■ OBJECTIVE: Transcribe the full listing exactly, and drop every picture.

■ DATASET RECORDS:

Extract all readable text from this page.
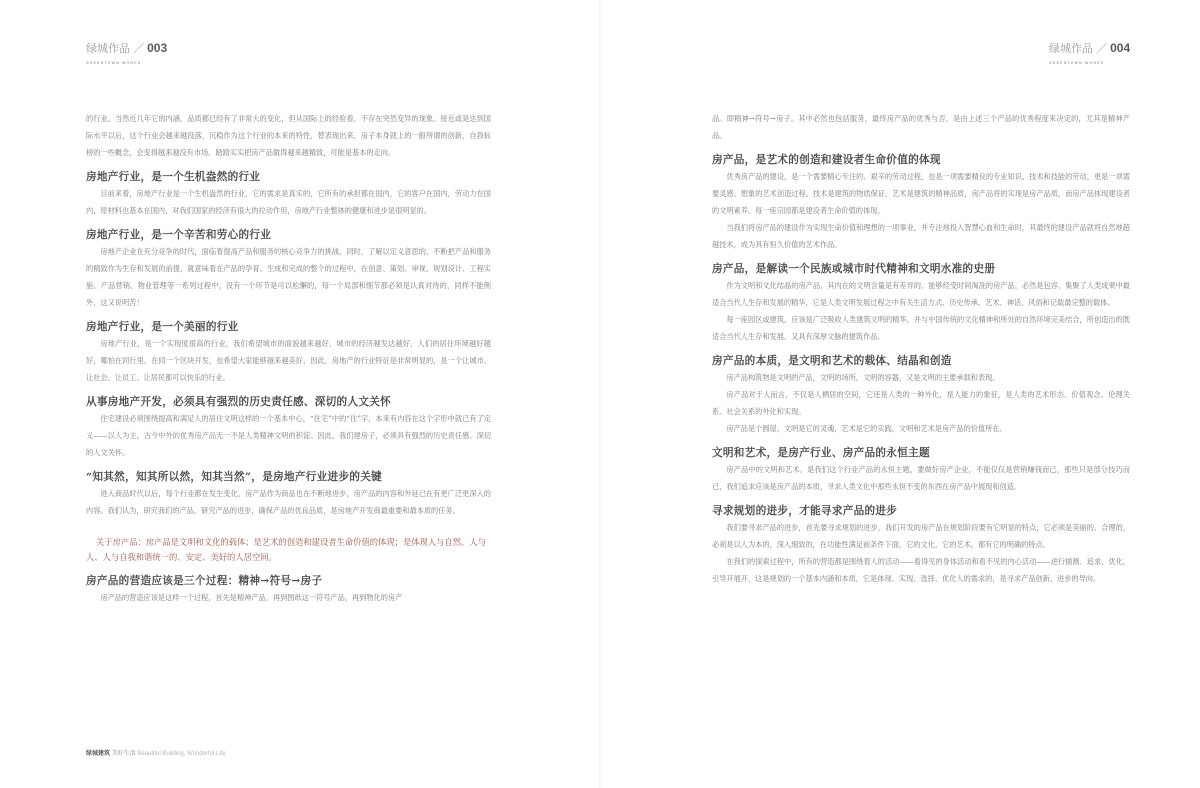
绿城作品 ／ 003
GREENTOWN WORKS

的行业。当然近几年它的内涵、品质都已经有了非常大的变化，但从国际上的经验看，不存在突然变异的现象。接近或是达到国际水平以后，这个行业会越来越没落，沉稳作为这个行业的本来的特性，替表现出来，房子本身就上的一般所谓的创新，自我标榜的一些概念，会变得越来越没有市场。踏踏实实把房产品做得越来越精致，可能是基本的走向。

房地产行业，是一个生机盎然的行业

目前来看，房地产行业是一个生机盎然的行业，它的需求是真实的，它所有的承担都在国内，它的客户在国内，劳动力在国内，原材料也基本在国内，对我们国家的经济有很大的拉动作用，房地产行业整体的健康和进步是很明显的。

房地产行业，是一个辛苦和劳心的行业

房地产企业在充分竞争的时代，面临着提高产品和服务的核心竞争力的挑战，同时，了解以定义意思的，不断把产品和服务的精致作为生存和发展的前提，就意味着在产品的孕育、生成和完成的整个的过程中，在创意、策划、审视、规划设计、工程实施、产品营销、物业管理等一系列过程中，没有一个环节是可以松懈的，每一个局部和细节都必须是认真对待的，同样不能例外，这又说明苦！

房地产行业，是一个美丽的行业

房地产行业，是一个实现度很高的行业，我们希望城市的面貌越来越好，城市的经济越发达越好，人们的居住环境越好越好，哪怕在同行里，在同一个区块开发，也希望大家能够越来越美好，因此，房地产的行业特征是非常明显的，是一个让城市、让社会、让员工、让居民都可以快乐的行业。

从事房地产开发，必须具有强烈的历史责任感、深切的人文关怀

住宅建设必须围绕提高和满足人的居住文明这样的一个基本中心，“住宅”中的“住”字，本来有内容在这个字形中就已有了定义——以人为主，古今中外的优秀房产品无一不是人类精神文明的积淀。因此，我们建房子，必须具有强烈的历史责任感、深切的人文关怀。

“知其然，知其所以然，知其当然”，是房地产行业进步的关键

进入商品时代以后，每个行业都在发生变化，房产品作为商品也在不断地进步，房产品的内容和外延已在有更广泛更深入的内容。我们认为，研究我们的产品，研究产品的进步，确保产品的优良品质，是房地产开发商最重要和最本质的任务。

关于房产品：房产品是文明和文化的载体；是艺术的创造和建设者生命价值的体现；是体现人与自然、人与人、人与自我和谐统一的、安定、美好的人居空间。

房产品的营造应该是三个过程：精神→符号→房子

房产品的营造应该是这样一个过程，首先是精神产品，再到图纸这一符号产品，再到物化的房产

绿城建筑 美好生活 Beautiful Building, Wonderful Life
绿城作品 ／ 004
GREENTOWN WORKS

品。即精神→符号→房子。其中必然也包括服务，最终房产品的优秀与否，是由上述三个产品的优秀程度来决定的，尤其是精神产品。

房产品，是艺术的创造和建设者生命价值的体现

优秀房产品的建设，是一个需要精心专注的、艰辛的劳动过程，也是一项需要精良的专业知识、技术和技能的劳动，更是一项需要灵感、想象的艺术创造过程。技术是建筑的物质保证，艺术是建筑的精神品质，房产品将的实现是房产品质，而房产品体现建设者的文明素养。每一座宗园都是建设者生命价值的体现。

当我们将房产品的建设作为实现生命价值和理想的一项事业，并专注地投入智慧心血和生命时，其最终的建设产品就将自然地超越技术，成为具有恒久价值的艺术作品。

房产品，是解读一个民族或城市时代精神和文明水准的史册

作为文明和文化结晶的房产品，其内在的文明含量是有差异的。能够经受时间淘洗的房产品，必然是包容、集聚了人类成果中最适合当代人生存和发展的精华，它是人类文明发展过程之中有关生活方式、历史传承、艺术、神话、风俗和记载最完整的载体。

每一座园区或建筑，应该是广泛吸收人类建筑文明的精华，并与中国传统的文化精神和所处的自然环境完美结合，所创造出的既适合当代人生存和发展、又具有深厚文脉的建筑作品。

房产品的本质，是文明和艺术的载体、结晶和创造

房产品构筑物是文明的产品，文明的场所，文明的容器，又是文明的主要承载和表现。

房产品对于人而言，不仅是人栖居的空间，它还是人类的一种外化，是人能力的象征，是人类的艺术形态、价值观念、伦理关系、社会关系的外化和实现。

房产品是个圆屋，文明是它的灵魂，艺术是它的实践，文明和艺术是房产品的价值所在。

文明和艺术，是房产行业、房产品的永恒主题

房产品中的文明和艺术，是我们这个行业产品的永恒主题，要做好房产企业，不能仅仅是营销赚钱而已，那些只是部分技巧而已，我们追求应该是房产品的本质，寻求人类文化中那些永恒不变的东西在房产品中展现和创造。

寻求规划的进步，才能寻求产品的进步

我们要寻求产品的进步，首先要寻求规划的进步，我们开发的房产品在规划阶段要有它明显的特点，它必须是美丽的、合理的，必须是以人为本的，深入细致的，在功能性满足前条件下面，它的文化，它的艺术，都有它的明确的特点。

在我们的探索过程中，所有的营造都是围绕着人的活动——看得见的身体活动和看不见的内心活动——进行描测、追求、优化，引导开展开，这是规划的一个基本内涵和本质，它是体现、实现、选择、优化人的需求的，是寻求产品创新、进步的导向。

■ ANSWER IN FULL:
Extract all readable text from this page.
绿城作品 ／ 003
GREENTOWN WORKS

的行业。当然近几年它的内涵、品质都已经有了非常大的变化，但从国际上的经验看，不存在突然变异的现象。接近或是达到国际水平以后，这个行业会越来越没落，沉稳作为这个行业的本来的特性，替表现出来，房子本身就上的一般所谓的创新，自我标榜的一些概念，会变得越来越没有市场。踏踏实实把房产品做得越来越精致，可能是基本的走向。

房地产行业，是一个生机盎然的行业

目前来看，房地产行业是一个生机盎然的行业，它的需求是真实的，它所有的承担都在国内，它的客户在国内，劳动力在国内，原材料也基本在国内，对我们国家的经济有很大的拉动作用，房地产行业整体的健康和进步是很明显的。

房地产行业，是一个辛苦和劳心的行业

房地产企业在充分竞争的时代，面临着提高产品和服务的核心竞争力的挑战，同时，了解以定义意思的，不断把产品和服务的精致作为生存和发展的前提，就意味着在产品的孕育、生成和完成的整个的过程中，在创意、策划、审视、规划设计、工程实施、产品营销、物业管理等一系列过程中，没有一个环节是可以松懈的，每一个局部和细节都必须是认真对待的，同样不能例外，这又说明苦！

房地产行业，是一个美丽的行业

房地产行业，是一个实现度很高的行业，我们希望城市的面貌越来越好，城市的经济越发达越好，人们的居住环境越好越好，哪怕在同行里，在同一个区块开发，也希望大家能够越来越美好，因此，房地产的行业特征是非常明显的，是一个让城市、让社会、让员工、让居民都可以快乐的行业。

从事房地产开发，必须具有强烈的历史责任感、深切的人文关怀

住宅建设必须围绕提高和满足人的居住文明这样的一个基本中心，“住宅”中的“住”字，本来有内容在这个字形中就已有了定义——以人为主，古今中外的优秀房产品无一不是人类精神文明的积淀。因此，我们建房子，必须具有强烈的历史责任感、深切的人文关怀。

“知其然，知其所以然，知其当然”，是房地产行业进步的关键

进入商品时代以后，每个行业都在发生变化，房产品作为商品也在不断地进步，房产品的内容和外延已在有更广泛更深入的内容。我们认为，研究我们的产品，研究产品的进步，确保产品的优良品质，是房地产开发商最重要和最本质的任务。

关于房产品：房产品是文明和文化的载体；是艺术的创造和建设者生命价值的体现；是体现人与自然、人与人、人与自我和谐统一的、安定、美好的人居空间。

房产品的营造应该是三个过程：精神→符号→房子

房产品的营造应该是这样一个过程，首先是精神产品，再到图纸这一符号产品，再到物化的房产

绿城建筑 美好生活 Beautiful Building, Wonderful Life
绿城作品 ／ 004
GREENTOWN WORKS

品。即精神→符号→房子。其中必然也包括服务，最终房产品的优秀与否，是由上述三个产品的优秀程度来决定的，尤其是精神产品。

房产品，是艺术的创造和建设者生命价值的体现

优秀房产品的建设，是一个需要精心专注的、艰辛的劳动过程，也是一项需要精良的专业知识、技术和技能的劳动，更是一项需要灵感、想象的艺术创造过程。技术是建筑的物质保证，艺术是建筑的精神品质，房产品将的实现是房产品质，而房产品体现建设者的文明素养。每一座宗园都是建设者生命价值的体现。

当我们将房产品的建设作为实现生命价值和理想的一项事业，并专注地投入智慧心血和生命时，其最终的建设产品就将自然地超越技术，成为具有恒久价值的艺术作品。

房产品，是解读一个民族或城市时代精神和文明水准的史册

作为文明和文化结晶的房产品，其内在的文明含量是有差异的。能够经受时间淘洗的房产品，必然是包容、集聚了人类成果中最适合当代人生存和发展的精华，它是人类文明发展过程之中有关生活方式、历史传承、艺术、神话、风俗和记载最完整的载体。

每一座园区或建筑，应该是广泛吸收人类建筑文明的精华，并与中国传统的文化精神和所处的自然环境完美结合，所创造出的既适合当代人生存和发展、又具有深厚文脉的建筑作品。

房产品的本质，是文明和艺术的载体、结晶和创造

房产品构筑物是文明的产品，文明的场所，文明的容器，又是文明的主要承载和表现。

房产品对于人而言，不仅是人栖居的空间，它还是人类的一种外化，是人能力的象征，是人类的艺术形态、价值观念、伦理关系、社会关系的外化和实现。

房产品是个圆屋，文明是它的灵魂，艺术是它的实践，文明和艺术是房产品的价值所在。

文明和艺术，是房产行业、房产品的永恒主题

房产品中的文明和艺术，是我们这个行业产品的永恒主题，要做好房产企业，不能仅仅是营销赚钱而已，那些只是部分技巧而已，我们追求应该是房产品的本质，寻求人类文化中那些永恒不变的东西在房产品中展现和创造。

寻求规划的进步，才能寻求产品的进步

我们要寻求产品的进步，首先要寻求规划的进步，我们开发的房产品在规划阶段要有它明显的特点，它必须是美丽的、合理的，必须是以人为本的，深入细致的，在功能性满足前条件下面，它的文化，它的艺术，都有它的明确的特点。

在我们的探索过程中，所有的营造都是围绕着人的活动——看得见的身体活动和看不见的内心活动——进行描测、追求、优化，引导开展开，这是规划的一个基本内涵和本质，它是体现、实现、选择、优化人的需求的，是寻求产品创新、进步的导向。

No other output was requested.